* Exercise
State how many lines of the entries below hold the word "ylabel"; reply with nothing but the number.
--- START Data excerpts ---
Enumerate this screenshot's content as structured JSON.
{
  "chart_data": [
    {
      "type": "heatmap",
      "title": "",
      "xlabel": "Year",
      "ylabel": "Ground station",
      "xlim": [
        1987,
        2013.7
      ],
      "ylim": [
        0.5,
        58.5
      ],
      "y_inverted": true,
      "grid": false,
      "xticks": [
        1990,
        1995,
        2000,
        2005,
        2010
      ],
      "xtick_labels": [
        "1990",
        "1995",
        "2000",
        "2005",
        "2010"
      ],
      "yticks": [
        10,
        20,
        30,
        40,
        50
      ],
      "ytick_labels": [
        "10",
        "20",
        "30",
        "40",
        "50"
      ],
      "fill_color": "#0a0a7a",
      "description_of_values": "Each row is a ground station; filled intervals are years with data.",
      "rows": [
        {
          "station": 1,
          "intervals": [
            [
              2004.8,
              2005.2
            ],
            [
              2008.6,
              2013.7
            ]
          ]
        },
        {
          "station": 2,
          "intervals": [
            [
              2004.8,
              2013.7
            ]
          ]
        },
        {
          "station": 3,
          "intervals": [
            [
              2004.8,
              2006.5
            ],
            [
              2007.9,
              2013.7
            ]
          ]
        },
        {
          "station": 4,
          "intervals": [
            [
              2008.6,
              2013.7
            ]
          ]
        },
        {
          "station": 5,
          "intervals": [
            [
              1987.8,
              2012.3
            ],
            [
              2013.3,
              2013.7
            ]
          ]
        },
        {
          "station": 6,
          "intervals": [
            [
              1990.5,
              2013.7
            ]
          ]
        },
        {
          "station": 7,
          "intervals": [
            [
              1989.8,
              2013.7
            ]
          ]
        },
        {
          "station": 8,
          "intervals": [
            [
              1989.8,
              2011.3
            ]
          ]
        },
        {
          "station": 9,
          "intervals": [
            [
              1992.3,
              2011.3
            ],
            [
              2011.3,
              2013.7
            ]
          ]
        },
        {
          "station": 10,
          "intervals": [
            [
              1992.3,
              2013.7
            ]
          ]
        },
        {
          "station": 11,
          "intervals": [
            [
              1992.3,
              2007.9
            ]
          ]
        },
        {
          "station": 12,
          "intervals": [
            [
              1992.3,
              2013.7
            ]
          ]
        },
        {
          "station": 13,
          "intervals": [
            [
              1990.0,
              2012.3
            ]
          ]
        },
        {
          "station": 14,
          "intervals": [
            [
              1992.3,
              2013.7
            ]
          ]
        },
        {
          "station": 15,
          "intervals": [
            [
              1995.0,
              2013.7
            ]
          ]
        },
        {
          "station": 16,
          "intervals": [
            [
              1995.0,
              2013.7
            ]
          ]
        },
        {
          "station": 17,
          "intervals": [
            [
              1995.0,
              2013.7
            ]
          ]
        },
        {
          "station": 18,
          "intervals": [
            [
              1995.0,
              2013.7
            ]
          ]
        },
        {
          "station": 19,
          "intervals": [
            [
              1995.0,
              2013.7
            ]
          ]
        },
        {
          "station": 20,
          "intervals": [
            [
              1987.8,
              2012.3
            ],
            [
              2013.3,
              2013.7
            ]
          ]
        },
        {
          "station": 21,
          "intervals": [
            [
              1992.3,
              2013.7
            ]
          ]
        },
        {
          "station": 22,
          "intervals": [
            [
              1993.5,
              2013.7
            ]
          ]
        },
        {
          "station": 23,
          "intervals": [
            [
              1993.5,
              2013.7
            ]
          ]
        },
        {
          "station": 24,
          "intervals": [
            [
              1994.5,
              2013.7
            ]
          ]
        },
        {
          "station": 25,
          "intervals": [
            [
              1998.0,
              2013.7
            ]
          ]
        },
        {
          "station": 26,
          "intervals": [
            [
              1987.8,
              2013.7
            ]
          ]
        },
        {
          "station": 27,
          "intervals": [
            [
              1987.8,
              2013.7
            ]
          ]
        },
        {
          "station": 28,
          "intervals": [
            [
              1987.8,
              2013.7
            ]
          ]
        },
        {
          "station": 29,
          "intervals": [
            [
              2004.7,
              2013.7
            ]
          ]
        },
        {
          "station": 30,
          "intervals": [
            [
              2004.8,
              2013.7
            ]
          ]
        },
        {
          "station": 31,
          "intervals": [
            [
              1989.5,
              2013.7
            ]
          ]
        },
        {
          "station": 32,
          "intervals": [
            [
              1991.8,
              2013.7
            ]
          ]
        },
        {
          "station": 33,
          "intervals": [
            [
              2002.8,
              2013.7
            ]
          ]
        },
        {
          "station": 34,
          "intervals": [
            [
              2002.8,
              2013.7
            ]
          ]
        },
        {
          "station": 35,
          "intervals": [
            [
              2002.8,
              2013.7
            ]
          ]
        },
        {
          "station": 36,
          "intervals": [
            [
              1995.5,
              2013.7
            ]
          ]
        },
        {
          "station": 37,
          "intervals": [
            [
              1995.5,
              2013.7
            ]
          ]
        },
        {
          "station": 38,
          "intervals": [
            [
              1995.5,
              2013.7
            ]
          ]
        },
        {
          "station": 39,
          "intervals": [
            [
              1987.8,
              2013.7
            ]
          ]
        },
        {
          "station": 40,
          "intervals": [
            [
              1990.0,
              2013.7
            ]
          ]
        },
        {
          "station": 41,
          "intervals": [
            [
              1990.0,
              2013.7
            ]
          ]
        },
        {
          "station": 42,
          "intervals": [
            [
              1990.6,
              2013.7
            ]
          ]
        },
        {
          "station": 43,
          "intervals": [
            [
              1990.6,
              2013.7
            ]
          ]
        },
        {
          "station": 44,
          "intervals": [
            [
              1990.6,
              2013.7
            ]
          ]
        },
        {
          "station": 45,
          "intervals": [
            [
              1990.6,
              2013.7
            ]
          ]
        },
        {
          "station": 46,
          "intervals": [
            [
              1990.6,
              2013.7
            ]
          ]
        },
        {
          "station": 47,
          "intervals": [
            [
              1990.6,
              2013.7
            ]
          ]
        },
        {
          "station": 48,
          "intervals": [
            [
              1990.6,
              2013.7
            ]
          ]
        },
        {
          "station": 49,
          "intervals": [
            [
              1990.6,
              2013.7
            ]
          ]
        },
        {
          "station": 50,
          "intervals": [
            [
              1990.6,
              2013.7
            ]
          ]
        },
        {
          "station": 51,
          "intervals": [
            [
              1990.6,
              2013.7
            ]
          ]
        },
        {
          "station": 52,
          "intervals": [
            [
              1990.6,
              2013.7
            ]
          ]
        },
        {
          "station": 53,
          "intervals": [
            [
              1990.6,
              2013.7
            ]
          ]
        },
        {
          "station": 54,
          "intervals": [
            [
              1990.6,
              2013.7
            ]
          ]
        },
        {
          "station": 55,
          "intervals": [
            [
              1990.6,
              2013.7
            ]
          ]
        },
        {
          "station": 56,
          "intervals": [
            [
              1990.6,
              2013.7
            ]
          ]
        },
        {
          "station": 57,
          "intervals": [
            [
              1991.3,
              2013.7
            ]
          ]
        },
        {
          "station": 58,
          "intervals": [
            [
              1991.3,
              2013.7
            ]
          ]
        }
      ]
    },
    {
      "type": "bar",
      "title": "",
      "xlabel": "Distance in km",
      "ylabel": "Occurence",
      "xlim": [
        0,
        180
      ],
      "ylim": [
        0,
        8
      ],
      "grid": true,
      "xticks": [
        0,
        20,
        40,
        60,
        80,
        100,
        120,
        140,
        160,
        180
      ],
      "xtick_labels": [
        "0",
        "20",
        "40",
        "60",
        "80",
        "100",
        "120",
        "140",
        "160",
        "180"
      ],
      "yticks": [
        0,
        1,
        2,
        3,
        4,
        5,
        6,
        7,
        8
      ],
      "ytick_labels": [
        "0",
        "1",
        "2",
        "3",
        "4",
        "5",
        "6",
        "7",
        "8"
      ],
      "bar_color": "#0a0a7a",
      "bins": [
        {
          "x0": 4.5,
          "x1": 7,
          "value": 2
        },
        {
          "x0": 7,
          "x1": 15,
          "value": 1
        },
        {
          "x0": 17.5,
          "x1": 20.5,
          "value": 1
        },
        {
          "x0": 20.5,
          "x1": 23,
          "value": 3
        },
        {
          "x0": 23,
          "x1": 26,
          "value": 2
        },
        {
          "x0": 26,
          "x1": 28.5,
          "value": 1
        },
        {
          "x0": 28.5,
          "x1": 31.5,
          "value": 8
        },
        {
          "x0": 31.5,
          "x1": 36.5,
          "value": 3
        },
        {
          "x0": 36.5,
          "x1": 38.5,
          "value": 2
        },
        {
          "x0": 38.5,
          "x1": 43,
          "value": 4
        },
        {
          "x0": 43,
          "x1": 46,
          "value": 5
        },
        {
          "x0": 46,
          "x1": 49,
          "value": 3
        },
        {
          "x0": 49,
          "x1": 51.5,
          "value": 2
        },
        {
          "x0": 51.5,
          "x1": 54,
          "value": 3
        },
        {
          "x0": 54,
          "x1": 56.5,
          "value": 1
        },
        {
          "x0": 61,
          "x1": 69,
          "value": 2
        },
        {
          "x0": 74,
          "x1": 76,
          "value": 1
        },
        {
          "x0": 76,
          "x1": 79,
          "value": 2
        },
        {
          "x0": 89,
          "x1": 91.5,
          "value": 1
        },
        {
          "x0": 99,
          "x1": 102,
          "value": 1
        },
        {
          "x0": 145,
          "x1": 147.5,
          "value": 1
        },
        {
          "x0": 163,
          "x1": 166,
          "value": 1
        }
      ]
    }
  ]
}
--- END Data excerpts ---
* Full solution
2